Document passage

Analysis of News—www.analysis-news.com
Of Interest to Investors, Survivalists and Others Concerned
About Their
Economic and
Financial Futures
__________________________________________________________________________________________________________________
With
a focus on the Plutocrats, Goldsmiths, Super-Rich Insiders, and their Allies
and
what they are conspiratorially doing to
manipulate the financial markets, make more
profits, rip us off and install a world government under
their control
The Goldsmiths—Part LIX
By R. D. Bradshaw
Since there is some concern over
the prospects for hyperinflation in the US, in the sense of what happened in
Germany’s Weimar’s Republic in the early 1920s, this Goldsmiths will broach
that theme.
Wikipedia’s article on
hyperinflation gives us this definition of hyperinflation: “In economics, hyperinflation is inflation that is very high or ‘out of control’,
a condition in which prices increase rapidly as a currency loses its value.

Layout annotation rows
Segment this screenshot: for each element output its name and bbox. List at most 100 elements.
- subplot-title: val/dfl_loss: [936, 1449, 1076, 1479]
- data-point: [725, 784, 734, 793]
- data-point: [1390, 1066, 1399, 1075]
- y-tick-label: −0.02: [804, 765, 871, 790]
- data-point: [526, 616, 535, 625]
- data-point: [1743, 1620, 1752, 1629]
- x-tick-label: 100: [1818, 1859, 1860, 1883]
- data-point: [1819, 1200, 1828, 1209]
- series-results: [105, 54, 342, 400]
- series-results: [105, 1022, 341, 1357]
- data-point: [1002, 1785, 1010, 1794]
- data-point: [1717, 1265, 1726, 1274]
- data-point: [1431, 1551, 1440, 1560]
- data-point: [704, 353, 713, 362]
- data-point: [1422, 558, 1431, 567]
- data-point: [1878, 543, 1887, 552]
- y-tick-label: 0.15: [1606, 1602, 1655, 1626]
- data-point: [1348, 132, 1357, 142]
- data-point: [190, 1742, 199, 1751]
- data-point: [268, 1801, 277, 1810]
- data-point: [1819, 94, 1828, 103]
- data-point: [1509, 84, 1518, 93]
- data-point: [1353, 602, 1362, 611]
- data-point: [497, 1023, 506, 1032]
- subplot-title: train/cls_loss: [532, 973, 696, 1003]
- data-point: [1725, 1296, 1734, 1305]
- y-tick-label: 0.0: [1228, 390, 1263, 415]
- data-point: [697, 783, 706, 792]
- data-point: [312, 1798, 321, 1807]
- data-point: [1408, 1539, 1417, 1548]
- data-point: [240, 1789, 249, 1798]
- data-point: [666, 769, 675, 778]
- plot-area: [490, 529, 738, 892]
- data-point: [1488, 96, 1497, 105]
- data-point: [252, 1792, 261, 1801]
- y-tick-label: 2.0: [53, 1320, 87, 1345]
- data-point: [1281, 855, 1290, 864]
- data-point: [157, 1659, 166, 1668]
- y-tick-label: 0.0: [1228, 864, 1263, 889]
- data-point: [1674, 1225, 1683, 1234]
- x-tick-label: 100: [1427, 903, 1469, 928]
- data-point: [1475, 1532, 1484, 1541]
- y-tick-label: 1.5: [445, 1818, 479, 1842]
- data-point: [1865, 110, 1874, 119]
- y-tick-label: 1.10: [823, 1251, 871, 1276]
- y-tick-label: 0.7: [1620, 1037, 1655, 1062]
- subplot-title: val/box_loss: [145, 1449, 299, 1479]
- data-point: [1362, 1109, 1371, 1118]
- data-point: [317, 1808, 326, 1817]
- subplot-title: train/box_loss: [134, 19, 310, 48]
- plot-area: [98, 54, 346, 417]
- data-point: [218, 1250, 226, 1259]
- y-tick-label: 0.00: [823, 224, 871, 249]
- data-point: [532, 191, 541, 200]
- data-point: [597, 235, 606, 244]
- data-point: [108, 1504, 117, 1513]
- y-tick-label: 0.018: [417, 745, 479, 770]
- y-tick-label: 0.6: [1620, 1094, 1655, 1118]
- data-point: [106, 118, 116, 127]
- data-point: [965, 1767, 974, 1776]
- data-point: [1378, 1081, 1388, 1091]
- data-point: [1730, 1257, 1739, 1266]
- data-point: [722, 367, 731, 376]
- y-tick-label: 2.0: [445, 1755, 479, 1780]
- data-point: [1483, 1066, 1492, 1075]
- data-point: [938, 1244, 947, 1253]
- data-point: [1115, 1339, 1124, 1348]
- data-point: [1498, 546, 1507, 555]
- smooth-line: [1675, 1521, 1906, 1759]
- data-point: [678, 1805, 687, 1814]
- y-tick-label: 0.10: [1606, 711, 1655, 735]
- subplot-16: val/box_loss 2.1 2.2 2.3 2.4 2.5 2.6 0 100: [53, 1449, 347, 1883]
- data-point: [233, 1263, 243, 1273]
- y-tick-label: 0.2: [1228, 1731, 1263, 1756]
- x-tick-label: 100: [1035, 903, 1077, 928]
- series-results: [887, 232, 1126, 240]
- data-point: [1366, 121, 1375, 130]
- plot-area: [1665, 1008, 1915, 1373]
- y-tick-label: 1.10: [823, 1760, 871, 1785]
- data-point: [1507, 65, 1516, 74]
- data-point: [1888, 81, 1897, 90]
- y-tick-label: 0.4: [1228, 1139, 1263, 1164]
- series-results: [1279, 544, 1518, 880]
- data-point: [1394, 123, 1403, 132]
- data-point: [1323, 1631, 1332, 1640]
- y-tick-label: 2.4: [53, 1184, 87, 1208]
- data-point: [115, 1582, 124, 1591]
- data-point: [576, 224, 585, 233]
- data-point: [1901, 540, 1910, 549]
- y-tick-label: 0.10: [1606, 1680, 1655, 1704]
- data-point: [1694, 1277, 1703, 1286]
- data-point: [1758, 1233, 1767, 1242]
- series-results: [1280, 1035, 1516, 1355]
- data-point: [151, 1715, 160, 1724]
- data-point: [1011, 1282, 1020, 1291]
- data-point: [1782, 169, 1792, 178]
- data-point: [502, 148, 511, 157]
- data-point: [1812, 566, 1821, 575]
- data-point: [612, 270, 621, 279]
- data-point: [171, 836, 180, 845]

What is needed
Continue the hyperinflation article from the point where it stops. The rows are not needed for this work.

Final result
Definitions used by the media vary from a cumulative inflation rate over three
years approaching 100% to ‘inflation exceeding 50% a month.’ In informal usage the term is often applied to
much lower rates. As a rule of thumb, normal inflation is reported per year,
but hyperinflation is often reported for much shorter intervals, often per
month.
“The definition used by most economists is ‘an
inflationary cycle without any tendency toward equilibrium.’ A vicious circle
is created in which more and more inflation is created with each iteration of
the cycle. Although there is a great deal of debate about the root causes of
hyperinflation, it becomes visible when there is an unchecked increase in the money
supply (or drastic debasement of coinage) usually accompanied by a widespread
unwillingness to hold the money for more than the time needed to trade it for
something tangible to avoid further loss. Hyperinflation is often associated
with wars (or their aftermath), economic depressions, and political or social
upheaval.”
Going on, Wikipedia adds: “The main cause of hyperinflation is a
massive and rapid increase in the amount of money, which is not supported by
growth in the output of goods and services. This results in an imbalance
between the supply and demand for the money (including currency and bank
deposits), accompanied by a complete loss of confidence in the money, similar
to a bank run.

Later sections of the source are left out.